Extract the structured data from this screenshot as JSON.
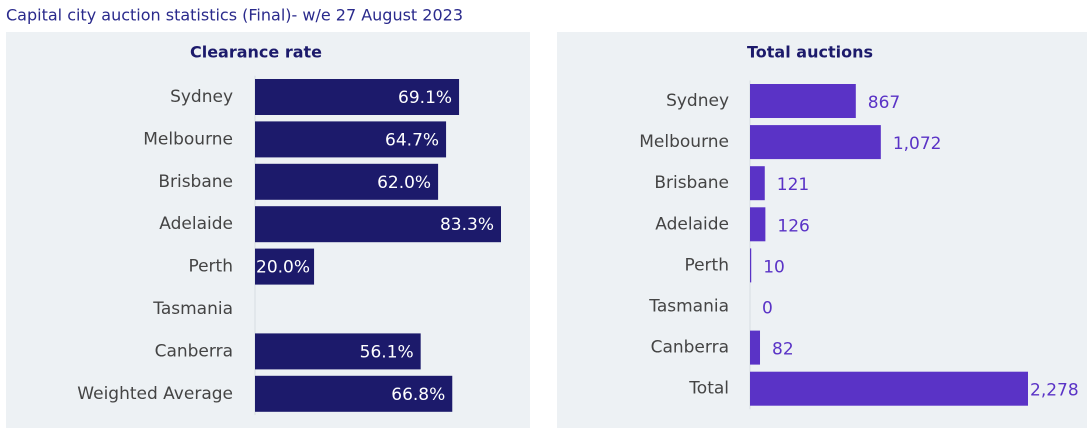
{
  "title": "Capital city auction statistics (Final)- w/e 27 August 2023",
  "chart_data": [
    {
      "type": "hbar",
      "title": "Clearance rate",
      "categories": [
        "Sydney",
        "Melbourne",
        "Brisbane",
        "Adelaide",
        "Perth",
        "Tasmania",
        "Canberra",
        "Weighted Average"
      ],
      "values": [
        69.1,
        64.7,
        62.0,
        83.3,
        20.0,
        null,
        56.1,
        66.8
      ],
      "value_labels": [
        "69.1%",
        "64.7%",
        "62.0%",
        "83.3%",
        "20.0%",
        null,
        "56.1%",
        "66.8%"
      ],
      "color": "#1c1a6b"
    },
    {
      "type": "hbar",
      "title": "Total auctions",
      "categories": [
        "Sydney",
        "Melbourne",
        "Brisbane",
        "Adelaide",
        "Perth",
        "Tasmania",
        "Canberra",
        "Total"
      ],
      "values": [
        867,
        1072,
        121,
        126,
        10,
        0,
        82,
        2278
      ],
      "value_labels": [
        "867",
        "1,072",
        "121",
        "126",
        "10",
        "0",
        "82",
        "2,278"
      ],
      "color": "#5a33c6"
    }
  ]
}
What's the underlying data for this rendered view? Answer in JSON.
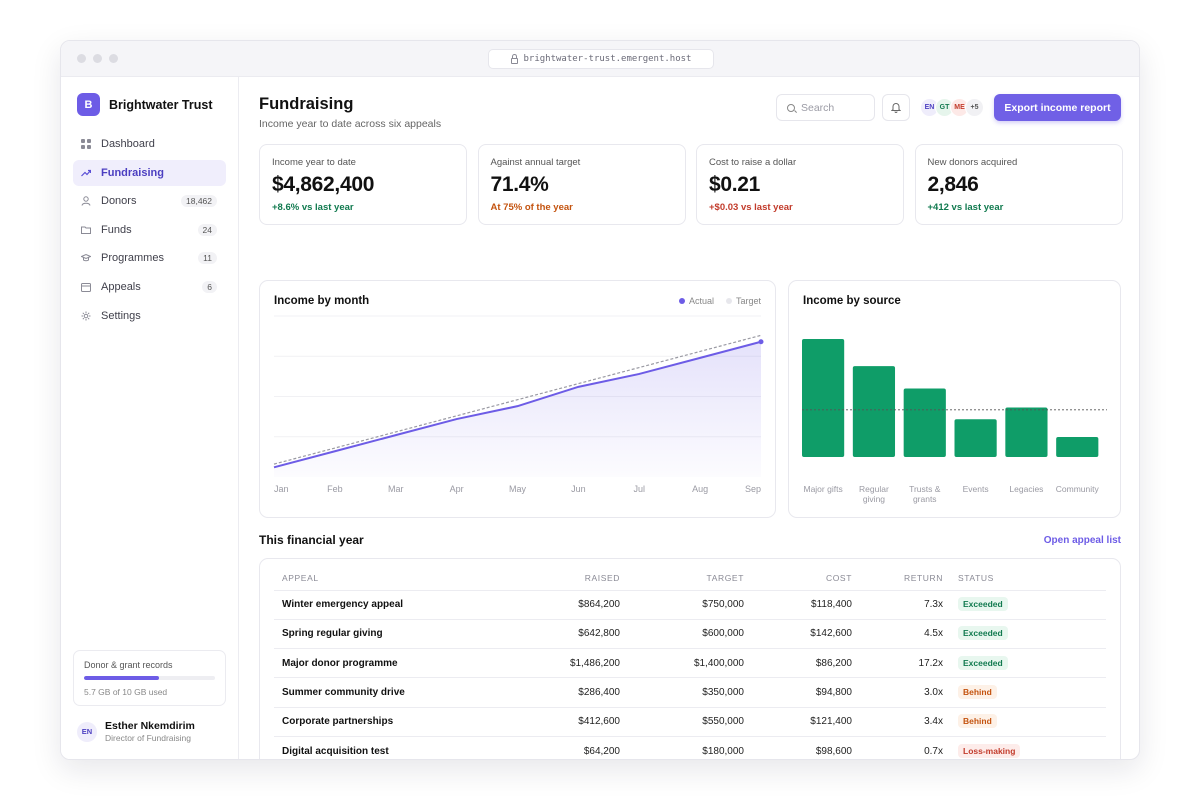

■ Your instructions:
From the entries, report each line that includes the word "JSON".

■ Response to the exercise:
Extract the structured data from this screenshot as JSON.
What's the underlying data for this rendered view? Answer in JSON.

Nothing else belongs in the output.